EXERCISE DIRECTIONS —
Please copy each line from the entries that contains the string "this".

EXERCISE DATA —
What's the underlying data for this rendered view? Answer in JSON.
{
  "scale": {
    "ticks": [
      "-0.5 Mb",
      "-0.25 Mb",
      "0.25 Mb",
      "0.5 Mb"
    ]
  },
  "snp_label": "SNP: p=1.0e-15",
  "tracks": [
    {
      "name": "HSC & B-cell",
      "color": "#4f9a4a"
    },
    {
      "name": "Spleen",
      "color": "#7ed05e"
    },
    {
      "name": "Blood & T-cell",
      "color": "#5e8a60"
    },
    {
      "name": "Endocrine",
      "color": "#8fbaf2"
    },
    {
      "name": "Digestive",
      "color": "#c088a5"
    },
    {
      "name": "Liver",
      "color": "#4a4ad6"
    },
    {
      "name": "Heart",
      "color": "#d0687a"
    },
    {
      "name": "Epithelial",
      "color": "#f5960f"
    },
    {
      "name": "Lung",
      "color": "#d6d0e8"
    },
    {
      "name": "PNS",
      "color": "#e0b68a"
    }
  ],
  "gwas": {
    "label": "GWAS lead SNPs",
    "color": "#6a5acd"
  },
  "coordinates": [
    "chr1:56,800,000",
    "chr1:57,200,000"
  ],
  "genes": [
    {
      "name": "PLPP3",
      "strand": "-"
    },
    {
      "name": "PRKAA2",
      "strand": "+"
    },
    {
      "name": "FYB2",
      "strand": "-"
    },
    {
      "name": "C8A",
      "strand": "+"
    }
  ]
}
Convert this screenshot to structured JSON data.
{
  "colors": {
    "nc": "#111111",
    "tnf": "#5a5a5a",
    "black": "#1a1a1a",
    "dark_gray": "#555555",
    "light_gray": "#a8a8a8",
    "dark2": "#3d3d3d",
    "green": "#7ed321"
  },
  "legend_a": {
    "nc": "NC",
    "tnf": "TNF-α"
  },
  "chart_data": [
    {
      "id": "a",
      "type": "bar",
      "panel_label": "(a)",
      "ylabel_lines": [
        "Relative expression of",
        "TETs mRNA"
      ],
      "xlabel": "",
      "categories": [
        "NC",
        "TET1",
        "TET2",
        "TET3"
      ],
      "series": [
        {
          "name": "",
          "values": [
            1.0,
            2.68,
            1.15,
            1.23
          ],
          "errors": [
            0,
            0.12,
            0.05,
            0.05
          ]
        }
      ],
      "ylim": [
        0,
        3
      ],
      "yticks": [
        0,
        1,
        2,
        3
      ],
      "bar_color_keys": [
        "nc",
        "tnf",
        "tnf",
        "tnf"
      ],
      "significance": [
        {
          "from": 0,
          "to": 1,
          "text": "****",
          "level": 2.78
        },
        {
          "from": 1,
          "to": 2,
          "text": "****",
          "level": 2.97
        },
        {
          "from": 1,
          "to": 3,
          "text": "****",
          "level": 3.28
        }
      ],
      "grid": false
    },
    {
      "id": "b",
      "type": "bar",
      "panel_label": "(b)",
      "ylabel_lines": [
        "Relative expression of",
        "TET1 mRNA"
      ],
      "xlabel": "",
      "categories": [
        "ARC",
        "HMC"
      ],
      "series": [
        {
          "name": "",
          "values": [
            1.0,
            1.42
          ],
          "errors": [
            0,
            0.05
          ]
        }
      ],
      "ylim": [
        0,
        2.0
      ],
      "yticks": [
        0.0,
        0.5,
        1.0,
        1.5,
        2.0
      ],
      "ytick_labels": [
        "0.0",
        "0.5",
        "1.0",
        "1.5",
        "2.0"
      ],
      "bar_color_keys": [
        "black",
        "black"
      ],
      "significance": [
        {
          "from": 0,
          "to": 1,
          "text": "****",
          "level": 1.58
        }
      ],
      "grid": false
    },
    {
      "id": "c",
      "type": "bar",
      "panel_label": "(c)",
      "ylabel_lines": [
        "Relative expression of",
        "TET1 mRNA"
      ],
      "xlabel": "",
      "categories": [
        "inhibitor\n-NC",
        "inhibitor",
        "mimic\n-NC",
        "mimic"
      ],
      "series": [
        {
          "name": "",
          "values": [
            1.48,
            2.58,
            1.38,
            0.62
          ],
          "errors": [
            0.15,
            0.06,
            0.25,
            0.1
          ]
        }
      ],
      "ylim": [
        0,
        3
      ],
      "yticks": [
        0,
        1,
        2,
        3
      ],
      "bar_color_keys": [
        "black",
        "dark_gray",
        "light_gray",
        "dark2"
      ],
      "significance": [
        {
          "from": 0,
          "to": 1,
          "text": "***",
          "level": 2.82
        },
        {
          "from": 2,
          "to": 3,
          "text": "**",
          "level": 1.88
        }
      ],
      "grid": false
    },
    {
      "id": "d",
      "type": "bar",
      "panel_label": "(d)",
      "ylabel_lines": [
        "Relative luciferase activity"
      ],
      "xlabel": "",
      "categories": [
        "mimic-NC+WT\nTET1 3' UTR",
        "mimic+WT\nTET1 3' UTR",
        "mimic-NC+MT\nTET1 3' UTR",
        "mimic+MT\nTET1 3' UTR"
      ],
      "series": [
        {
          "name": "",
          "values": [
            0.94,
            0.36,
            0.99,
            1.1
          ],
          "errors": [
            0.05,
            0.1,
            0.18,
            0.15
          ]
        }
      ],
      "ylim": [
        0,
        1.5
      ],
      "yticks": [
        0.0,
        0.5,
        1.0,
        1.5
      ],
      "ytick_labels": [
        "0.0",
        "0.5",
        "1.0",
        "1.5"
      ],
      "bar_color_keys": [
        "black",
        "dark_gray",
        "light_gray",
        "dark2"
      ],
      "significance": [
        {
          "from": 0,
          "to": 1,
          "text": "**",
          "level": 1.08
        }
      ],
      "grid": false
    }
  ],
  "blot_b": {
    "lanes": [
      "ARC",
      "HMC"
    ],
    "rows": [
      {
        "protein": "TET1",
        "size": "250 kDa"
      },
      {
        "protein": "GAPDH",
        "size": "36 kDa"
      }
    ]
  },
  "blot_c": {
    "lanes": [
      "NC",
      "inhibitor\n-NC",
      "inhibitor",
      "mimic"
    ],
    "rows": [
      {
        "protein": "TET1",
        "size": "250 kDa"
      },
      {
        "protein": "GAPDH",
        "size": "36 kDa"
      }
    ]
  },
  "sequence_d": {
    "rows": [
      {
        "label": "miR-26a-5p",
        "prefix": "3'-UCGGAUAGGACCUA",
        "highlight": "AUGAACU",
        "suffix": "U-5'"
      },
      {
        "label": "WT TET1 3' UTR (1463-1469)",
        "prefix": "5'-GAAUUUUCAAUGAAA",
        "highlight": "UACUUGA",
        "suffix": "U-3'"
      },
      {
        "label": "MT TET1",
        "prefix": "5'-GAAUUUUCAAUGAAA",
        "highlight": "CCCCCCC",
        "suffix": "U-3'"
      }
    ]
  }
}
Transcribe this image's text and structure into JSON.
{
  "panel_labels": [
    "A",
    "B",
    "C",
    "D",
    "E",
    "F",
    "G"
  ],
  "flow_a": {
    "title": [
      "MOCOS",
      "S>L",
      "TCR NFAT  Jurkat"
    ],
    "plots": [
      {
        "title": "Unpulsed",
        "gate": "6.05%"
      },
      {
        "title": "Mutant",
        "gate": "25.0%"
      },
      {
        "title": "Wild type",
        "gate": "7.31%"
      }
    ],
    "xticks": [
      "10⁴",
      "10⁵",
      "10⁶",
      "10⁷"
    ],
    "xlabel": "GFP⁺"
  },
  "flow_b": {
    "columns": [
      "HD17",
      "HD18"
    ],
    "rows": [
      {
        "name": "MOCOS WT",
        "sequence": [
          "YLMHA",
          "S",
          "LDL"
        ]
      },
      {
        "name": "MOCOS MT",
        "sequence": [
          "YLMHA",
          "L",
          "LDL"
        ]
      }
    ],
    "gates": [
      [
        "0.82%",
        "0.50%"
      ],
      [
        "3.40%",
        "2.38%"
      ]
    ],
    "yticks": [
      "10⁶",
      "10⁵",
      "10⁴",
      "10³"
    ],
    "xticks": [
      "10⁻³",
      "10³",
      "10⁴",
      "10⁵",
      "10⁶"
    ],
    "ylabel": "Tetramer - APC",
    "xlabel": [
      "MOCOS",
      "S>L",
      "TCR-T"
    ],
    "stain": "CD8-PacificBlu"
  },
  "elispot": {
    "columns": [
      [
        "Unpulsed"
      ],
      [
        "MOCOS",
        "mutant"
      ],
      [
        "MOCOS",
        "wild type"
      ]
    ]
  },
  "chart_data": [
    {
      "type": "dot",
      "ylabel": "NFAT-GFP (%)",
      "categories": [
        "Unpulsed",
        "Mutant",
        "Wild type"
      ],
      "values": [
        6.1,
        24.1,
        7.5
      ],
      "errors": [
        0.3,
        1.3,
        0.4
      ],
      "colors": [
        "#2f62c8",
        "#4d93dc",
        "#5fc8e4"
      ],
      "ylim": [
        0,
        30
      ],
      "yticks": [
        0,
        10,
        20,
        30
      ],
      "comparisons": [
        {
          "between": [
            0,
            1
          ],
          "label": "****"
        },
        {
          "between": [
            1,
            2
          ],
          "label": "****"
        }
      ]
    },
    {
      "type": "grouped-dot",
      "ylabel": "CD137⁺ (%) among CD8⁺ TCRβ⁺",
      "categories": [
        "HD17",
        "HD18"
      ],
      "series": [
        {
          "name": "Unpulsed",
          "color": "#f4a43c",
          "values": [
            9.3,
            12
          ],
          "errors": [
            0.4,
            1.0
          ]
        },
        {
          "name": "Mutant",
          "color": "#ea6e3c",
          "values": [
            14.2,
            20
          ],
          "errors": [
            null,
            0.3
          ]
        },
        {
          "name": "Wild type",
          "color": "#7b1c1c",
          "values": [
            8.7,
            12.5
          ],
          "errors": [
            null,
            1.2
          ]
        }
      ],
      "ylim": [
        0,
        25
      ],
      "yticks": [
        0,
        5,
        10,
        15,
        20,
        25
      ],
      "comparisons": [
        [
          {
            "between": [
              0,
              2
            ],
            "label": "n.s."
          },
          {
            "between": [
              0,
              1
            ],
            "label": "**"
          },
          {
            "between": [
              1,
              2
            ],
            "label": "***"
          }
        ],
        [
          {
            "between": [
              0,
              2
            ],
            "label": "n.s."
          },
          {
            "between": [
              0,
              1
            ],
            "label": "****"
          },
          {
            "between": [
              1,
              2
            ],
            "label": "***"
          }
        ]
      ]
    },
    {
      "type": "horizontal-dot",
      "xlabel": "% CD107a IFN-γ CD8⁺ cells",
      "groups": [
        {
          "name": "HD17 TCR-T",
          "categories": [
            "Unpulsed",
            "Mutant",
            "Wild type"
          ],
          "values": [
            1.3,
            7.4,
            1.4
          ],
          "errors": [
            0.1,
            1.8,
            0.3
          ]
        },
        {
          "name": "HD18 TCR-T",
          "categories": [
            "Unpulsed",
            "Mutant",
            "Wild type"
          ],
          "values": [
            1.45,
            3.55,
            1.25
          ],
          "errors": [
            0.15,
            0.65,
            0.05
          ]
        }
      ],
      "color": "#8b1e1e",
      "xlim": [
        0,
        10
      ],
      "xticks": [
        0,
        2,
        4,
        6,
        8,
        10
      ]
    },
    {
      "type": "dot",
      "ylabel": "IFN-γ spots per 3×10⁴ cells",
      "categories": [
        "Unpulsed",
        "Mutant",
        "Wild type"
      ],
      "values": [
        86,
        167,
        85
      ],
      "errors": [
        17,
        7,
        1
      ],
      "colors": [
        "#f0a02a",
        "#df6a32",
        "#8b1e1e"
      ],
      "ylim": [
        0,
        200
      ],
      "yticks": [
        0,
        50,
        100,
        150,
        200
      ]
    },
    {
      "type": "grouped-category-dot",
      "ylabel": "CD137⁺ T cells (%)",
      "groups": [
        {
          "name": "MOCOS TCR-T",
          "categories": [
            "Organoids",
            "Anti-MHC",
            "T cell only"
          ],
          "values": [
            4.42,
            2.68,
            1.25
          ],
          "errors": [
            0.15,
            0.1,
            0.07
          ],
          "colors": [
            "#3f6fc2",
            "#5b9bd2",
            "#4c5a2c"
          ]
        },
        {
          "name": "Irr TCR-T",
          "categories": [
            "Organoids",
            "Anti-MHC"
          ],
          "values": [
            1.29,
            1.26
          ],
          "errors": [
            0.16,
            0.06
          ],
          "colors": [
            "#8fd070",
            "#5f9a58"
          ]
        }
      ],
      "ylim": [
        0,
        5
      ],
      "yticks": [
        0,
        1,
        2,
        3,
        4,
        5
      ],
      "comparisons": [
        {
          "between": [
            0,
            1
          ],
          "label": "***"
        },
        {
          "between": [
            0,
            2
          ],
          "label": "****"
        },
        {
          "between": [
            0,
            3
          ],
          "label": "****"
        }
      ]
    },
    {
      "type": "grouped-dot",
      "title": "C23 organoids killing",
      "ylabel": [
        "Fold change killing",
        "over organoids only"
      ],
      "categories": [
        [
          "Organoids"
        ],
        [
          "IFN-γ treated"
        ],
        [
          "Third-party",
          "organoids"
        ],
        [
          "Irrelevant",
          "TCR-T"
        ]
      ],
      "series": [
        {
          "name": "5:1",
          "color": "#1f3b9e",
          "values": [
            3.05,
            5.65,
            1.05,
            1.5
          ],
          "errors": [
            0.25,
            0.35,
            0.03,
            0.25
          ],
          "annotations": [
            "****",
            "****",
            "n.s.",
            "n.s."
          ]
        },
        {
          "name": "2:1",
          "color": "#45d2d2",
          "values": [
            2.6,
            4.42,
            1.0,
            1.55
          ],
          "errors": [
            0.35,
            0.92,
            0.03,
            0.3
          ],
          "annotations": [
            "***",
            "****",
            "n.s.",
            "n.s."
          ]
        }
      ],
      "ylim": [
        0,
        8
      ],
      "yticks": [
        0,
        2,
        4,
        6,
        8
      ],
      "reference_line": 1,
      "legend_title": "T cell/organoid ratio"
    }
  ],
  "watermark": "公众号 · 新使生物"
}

TASK ANSWER —
What's the underlying data for this rendered view? Answer in JSON.
Convert this screenshot to structured JSON data.
Transcribe this image's text and structure into JSON.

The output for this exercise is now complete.